◆ Records supplied
□ □ □ □
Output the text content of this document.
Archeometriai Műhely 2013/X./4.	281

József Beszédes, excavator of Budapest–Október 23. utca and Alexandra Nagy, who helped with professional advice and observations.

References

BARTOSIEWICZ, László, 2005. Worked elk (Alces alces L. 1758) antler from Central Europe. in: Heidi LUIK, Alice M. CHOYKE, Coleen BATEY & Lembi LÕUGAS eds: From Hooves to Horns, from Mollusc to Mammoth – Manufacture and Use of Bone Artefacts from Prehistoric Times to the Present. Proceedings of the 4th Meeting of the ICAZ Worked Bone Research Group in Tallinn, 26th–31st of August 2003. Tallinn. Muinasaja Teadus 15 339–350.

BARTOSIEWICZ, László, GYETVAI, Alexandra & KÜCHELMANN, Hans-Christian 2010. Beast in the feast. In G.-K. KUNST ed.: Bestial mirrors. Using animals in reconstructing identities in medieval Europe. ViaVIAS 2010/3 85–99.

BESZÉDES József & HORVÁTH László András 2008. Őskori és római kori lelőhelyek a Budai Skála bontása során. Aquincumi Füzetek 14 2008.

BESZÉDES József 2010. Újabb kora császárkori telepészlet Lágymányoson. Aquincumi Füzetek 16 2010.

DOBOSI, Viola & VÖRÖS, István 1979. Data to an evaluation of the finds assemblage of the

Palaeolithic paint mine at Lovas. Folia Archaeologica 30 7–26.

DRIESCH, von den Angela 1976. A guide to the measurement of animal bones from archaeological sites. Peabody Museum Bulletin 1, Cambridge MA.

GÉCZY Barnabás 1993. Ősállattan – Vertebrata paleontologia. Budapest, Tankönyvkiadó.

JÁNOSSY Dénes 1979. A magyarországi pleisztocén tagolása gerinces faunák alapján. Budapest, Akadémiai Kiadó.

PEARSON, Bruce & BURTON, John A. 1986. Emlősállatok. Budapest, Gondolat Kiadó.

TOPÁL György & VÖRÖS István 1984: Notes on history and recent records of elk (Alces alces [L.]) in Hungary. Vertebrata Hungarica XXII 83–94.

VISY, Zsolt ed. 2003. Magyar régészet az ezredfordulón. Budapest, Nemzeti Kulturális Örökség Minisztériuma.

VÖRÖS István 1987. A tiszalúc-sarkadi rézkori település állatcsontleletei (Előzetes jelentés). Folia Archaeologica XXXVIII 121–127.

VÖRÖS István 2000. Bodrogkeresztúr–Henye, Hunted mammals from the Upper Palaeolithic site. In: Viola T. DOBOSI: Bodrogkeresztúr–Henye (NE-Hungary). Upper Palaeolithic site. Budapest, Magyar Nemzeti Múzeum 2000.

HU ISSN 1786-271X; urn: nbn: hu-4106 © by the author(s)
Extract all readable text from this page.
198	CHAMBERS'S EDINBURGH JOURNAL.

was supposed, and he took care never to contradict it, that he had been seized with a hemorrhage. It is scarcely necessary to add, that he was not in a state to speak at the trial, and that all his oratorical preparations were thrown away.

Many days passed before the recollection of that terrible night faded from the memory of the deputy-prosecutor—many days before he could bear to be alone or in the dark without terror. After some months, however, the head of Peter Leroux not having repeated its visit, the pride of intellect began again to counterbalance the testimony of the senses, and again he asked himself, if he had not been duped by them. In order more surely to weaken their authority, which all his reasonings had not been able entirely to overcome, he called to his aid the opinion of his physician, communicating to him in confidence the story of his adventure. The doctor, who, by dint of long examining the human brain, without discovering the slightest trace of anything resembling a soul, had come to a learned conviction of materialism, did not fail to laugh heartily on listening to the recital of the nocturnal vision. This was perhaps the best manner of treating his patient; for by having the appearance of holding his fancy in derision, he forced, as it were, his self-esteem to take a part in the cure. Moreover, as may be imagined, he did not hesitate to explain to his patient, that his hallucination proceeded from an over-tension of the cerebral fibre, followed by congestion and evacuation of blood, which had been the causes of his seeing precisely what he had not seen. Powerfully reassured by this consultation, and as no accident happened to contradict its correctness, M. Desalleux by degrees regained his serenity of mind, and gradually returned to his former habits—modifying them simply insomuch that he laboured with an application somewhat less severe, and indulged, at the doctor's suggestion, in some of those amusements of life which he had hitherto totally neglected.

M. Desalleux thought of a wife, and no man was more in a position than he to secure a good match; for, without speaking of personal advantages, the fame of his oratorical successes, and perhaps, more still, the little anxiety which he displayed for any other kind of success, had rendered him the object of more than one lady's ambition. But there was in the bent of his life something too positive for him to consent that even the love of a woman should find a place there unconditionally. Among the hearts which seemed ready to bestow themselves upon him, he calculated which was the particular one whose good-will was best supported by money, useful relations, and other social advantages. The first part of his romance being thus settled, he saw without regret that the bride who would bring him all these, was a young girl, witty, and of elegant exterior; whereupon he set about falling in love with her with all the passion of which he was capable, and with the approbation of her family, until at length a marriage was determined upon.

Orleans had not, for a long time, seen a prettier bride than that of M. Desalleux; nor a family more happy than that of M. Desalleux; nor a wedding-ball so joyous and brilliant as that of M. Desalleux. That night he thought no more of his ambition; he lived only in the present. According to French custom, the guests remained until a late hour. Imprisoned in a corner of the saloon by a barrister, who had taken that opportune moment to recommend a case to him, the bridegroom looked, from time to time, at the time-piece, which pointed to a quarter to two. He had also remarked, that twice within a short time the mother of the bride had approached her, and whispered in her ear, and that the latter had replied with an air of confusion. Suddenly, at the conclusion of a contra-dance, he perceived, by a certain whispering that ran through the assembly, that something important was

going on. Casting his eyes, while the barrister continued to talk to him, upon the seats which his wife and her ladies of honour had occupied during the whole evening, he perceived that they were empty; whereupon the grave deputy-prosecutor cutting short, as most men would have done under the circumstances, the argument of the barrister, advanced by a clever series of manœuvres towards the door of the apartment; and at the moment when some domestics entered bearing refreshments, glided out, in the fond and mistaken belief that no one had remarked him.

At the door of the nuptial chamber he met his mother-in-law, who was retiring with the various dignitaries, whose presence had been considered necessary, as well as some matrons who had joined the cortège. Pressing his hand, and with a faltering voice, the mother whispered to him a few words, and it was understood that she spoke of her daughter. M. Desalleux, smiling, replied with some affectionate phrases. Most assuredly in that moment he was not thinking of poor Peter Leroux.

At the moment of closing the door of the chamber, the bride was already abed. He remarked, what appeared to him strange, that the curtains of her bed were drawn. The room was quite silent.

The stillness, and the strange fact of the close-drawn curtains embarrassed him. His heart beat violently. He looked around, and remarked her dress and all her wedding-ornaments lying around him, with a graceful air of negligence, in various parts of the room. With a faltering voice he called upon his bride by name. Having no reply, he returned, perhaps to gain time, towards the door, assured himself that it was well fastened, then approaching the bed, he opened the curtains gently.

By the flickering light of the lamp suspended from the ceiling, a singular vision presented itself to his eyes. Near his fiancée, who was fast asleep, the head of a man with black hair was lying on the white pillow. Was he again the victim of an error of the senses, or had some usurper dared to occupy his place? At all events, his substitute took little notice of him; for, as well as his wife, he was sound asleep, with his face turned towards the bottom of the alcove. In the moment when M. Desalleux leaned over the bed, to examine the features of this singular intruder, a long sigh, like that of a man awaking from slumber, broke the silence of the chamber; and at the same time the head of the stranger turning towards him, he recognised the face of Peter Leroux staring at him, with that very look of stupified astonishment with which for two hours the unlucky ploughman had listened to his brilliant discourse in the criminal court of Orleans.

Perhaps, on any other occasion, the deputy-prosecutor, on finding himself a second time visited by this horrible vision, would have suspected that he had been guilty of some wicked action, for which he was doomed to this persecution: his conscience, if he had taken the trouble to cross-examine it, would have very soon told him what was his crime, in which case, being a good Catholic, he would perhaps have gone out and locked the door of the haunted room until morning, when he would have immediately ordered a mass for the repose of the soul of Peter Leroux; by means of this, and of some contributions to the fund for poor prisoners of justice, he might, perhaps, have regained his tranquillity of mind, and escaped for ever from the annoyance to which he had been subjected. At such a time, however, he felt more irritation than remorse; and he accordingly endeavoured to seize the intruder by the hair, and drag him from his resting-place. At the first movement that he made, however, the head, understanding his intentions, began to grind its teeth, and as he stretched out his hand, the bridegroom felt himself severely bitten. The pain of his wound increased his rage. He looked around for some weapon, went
□ □ □ □
◆ Exercise directions
Search the listing above for the string "Budapest". Copy every line that contains it.

◆ Response below
József Beszédes, excavator of Budapest–Október 23. utca and Alexandra Nagy, who helped with professional advice and observations.
GÉCZY Barnabás 1993. Ősállattan – Vertebrata paleontologia. Budapest, Tankönyvkiadó.
JÁNOSSY Dénes 1979. A magyarországi pleisztocén tagolása gerinces faunák alapján. Budapest, Akadémiai Kiadó.
PEARSON, Bruce & BURTON, John A. 1986. Emlősállatok. Budapest, Gondolat Kiadó.
VISY, Zsolt ed. 2003. Magyar régészet az ezredfordulón. Budapest, Nemzeti Kulturális Örökség Minisztériuma.
VÖRÖS István 2000. Bodrogkeresztúr–Henye, Hunted mammals from the Upper Palaeolithic site. In: Viola T. DOBOSI: Bodrogkeresztúr–Henye (NE-Hungary). Upper Palaeolithic site. Budapest, Magyar Nemzeti Múzeum 2000.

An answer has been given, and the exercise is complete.